Aim: Rewrite the part of the listing that opens with its first line and closes with the line containing "715, 1141, 836]", replacing "trash-icon" with "bin-icon" and leaving everything else unchanged.

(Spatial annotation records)
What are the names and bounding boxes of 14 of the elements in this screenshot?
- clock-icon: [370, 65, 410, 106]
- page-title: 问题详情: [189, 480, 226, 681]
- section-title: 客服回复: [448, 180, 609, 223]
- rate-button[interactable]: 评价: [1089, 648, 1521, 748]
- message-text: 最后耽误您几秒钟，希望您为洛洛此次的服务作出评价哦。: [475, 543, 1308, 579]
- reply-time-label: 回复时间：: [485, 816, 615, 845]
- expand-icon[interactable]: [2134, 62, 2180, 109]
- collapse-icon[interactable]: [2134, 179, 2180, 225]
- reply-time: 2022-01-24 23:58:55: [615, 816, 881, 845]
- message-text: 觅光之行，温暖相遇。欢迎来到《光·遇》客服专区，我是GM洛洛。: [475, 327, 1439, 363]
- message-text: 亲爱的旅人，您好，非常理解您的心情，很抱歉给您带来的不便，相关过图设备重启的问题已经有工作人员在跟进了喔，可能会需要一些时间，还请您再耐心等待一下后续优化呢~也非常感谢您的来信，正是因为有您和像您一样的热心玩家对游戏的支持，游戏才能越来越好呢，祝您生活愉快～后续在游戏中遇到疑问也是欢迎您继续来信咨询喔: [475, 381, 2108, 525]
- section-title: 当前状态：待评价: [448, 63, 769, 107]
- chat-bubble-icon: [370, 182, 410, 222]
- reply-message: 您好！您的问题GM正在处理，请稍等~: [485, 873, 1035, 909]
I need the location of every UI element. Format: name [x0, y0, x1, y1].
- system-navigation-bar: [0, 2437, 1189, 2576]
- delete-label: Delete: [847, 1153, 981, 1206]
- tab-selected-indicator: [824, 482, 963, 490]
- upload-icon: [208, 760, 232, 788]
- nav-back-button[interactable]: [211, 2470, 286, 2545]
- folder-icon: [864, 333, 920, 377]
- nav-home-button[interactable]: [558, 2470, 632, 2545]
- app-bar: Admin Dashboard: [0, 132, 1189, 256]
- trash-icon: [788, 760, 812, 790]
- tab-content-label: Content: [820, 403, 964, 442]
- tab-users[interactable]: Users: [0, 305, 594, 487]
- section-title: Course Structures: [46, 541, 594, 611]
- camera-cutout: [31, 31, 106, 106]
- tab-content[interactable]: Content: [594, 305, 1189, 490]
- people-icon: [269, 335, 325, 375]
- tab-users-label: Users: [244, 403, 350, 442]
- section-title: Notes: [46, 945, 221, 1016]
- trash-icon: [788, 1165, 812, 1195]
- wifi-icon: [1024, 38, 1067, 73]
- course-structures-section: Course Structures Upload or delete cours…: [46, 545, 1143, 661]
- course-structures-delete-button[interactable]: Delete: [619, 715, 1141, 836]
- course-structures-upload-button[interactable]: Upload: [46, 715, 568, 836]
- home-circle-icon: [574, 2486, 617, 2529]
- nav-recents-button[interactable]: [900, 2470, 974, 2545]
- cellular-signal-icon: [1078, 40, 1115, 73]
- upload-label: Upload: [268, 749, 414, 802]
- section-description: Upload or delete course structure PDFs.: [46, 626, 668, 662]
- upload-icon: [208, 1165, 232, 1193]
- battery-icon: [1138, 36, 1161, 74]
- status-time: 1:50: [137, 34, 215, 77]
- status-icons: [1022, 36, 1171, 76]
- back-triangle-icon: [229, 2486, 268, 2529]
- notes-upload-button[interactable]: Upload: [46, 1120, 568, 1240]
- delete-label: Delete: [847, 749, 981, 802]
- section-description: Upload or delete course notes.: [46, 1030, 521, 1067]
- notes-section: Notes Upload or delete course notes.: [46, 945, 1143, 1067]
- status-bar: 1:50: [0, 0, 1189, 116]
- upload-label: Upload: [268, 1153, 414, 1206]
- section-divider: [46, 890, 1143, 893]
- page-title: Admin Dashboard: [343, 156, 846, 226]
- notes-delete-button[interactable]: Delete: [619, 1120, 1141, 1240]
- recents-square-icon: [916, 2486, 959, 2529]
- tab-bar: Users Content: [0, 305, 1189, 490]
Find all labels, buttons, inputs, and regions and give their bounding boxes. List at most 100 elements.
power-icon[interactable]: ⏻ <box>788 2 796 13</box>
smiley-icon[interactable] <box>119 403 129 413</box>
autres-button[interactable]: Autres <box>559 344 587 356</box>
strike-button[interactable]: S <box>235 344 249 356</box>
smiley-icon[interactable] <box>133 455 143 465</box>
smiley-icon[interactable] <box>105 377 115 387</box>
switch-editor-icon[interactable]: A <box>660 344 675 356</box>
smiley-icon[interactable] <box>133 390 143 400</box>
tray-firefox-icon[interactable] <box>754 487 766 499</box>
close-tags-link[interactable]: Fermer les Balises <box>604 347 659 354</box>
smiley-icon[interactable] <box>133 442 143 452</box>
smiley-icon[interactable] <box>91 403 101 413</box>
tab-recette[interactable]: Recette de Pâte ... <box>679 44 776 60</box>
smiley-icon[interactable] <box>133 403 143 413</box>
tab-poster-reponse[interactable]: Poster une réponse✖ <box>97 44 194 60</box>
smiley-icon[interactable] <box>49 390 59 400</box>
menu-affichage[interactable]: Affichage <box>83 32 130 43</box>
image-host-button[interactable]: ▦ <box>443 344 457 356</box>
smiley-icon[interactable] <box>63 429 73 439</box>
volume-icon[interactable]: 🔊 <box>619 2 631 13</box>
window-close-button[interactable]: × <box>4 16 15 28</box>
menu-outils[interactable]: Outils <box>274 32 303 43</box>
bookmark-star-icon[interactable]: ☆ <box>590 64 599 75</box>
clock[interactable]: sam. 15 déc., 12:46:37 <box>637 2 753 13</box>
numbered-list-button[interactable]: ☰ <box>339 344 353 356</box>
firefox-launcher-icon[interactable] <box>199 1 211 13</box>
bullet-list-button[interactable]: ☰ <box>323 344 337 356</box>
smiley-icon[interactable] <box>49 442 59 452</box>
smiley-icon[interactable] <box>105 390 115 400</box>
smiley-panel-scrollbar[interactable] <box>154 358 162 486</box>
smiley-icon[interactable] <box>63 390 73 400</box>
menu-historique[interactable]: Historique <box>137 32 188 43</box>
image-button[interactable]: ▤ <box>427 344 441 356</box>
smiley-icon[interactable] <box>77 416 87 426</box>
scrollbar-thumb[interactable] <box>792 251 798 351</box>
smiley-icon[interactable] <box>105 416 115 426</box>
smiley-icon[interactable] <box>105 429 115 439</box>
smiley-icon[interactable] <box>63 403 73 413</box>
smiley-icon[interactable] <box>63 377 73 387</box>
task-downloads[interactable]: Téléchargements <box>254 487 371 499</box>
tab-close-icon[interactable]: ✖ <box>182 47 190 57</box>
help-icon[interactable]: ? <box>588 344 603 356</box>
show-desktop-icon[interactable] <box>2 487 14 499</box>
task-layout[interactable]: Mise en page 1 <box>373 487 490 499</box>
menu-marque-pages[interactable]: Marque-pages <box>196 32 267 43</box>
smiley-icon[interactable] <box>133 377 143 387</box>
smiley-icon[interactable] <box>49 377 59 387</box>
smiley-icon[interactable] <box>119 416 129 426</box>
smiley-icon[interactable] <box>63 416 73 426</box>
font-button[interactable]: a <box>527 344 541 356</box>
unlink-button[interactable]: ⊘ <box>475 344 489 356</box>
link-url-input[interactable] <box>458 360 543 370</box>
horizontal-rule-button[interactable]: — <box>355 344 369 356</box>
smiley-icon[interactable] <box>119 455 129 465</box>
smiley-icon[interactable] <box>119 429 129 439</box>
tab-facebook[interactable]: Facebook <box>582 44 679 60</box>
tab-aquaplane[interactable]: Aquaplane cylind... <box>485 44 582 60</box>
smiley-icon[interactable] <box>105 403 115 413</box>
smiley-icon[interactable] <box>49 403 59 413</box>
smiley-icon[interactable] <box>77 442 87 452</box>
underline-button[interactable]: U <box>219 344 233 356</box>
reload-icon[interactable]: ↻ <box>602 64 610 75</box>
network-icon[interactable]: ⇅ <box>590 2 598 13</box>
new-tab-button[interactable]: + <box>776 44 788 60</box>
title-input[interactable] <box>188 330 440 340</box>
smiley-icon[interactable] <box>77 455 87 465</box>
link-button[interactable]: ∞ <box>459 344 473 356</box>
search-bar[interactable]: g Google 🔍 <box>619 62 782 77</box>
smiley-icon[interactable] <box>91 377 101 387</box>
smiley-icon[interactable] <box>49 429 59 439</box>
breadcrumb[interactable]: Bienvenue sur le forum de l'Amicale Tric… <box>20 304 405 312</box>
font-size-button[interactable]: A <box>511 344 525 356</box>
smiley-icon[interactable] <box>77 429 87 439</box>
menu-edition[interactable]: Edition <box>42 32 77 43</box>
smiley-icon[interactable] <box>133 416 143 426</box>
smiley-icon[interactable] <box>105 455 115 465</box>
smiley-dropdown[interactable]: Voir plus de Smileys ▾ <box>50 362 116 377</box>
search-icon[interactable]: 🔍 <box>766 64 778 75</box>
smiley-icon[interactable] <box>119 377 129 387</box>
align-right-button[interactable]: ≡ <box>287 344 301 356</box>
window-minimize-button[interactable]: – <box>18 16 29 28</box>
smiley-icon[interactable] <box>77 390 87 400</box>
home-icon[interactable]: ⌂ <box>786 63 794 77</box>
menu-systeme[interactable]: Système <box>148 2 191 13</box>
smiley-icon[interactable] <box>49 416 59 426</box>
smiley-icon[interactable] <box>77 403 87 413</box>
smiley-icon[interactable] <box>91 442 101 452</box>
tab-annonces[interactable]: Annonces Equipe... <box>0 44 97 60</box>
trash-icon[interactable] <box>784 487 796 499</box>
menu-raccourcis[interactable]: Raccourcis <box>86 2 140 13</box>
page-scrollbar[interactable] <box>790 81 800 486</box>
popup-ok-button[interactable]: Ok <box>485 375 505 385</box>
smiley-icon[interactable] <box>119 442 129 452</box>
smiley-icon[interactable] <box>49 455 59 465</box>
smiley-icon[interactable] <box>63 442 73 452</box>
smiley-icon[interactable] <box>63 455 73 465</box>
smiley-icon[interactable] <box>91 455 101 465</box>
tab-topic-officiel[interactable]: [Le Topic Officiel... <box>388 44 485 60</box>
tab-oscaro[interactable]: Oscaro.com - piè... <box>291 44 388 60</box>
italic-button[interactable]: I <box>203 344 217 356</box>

Solution:
What are the names and bounding boxes of 14 of the elements in this screenshot?
- clock-icon: [370, 65, 410, 106]
- page-title: 问题详情: [189, 480, 226, 681]
- section-title: 客服回复: [448, 180, 609, 223]
- rate-button[interactable]: 评价: [1089, 648, 1521, 748]
- message-text: 最后耽误您几秒钟，希望您为洛洛此次的服务作出评价哦。: [475, 543, 1308, 579]
- reply-time-label: 回复时间：: [485, 816, 615, 845]
- expand-icon[interactable]: [2134, 62, 2180, 109]
- collapse-icon[interactable]: [2134, 179, 2180, 225]
- reply-time: 2022-01-24 23:58:55: [615, 816, 881, 845]
- message-text: 觅光之行，温暖相遇。欢迎来到《光·遇》客服专区，我是GM洛洛。: [475, 327, 1439, 363]
- message-text: 亲爱的旅人，您好，非常理解您的心情，很抱歉给您带来的不便，相关过图设备重启的问题已经有工作人员在跟进了喔，可能会需要一些时间，还请您再耐心等待一下后续优化呢~也非常感谢您的来信，正是因为有您和像您一样的热心玩家对游戏的支持，游戏才能越来越好呢，祝您生活愉快～后续在游戏中遇到疑问也是欢迎您继续来信咨询喔: [475, 381, 2108, 525]
- section-title: 当前状态：待评价: [448, 63, 769, 107]
- chat-bubble-icon: [370, 182, 410, 222]
- reply-message: 您好！您的问题GM正在处理，请稍等~: [485, 873, 1035, 909]
I need the location of every UI element. Format: name [x0, y0, x1, y1].
- system-navigation-bar: [0, 2437, 1189, 2576]
- delete-label: Delete: [847, 1153, 981, 1206]
- tab-selected-indicator: [824, 482, 963, 490]
- upload-icon: [208, 760, 232, 788]
- nav-back-button[interactable]: [211, 2470, 286, 2545]
- folder-icon: [864, 333, 920, 377]
- nav-home-button[interactable]: [558, 2470, 632, 2545]
- app-bar: Admin Dashboard: [0, 132, 1189, 256]
- bin-icon: [788, 760, 812, 790]
- tab-content-label: Content: [820, 403, 964, 442]
- tab-users[interactable]: Users: [0, 305, 594, 487]
- section-title: Course Structures: [46, 541, 594, 611]
- camera-cutout: [31, 31, 106, 106]
- tab-content[interactable]: Content: [594, 305, 1189, 490]
- people-icon: [269, 335, 325, 375]
- tab-users-label: Users: [244, 403, 350, 442]
- section-title: Notes: [46, 945, 221, 1016]
- bin-icon: [788, 1165, 812, 1195]
- wifi-icon: [1024, 38, 1067, 73]
- course-structures-section: Course Structures Upload or delete cours…: [46, 545, 1143, 661]
- course-structures-delete-button[interactable]: Delete: [619, 715, 1141, 836]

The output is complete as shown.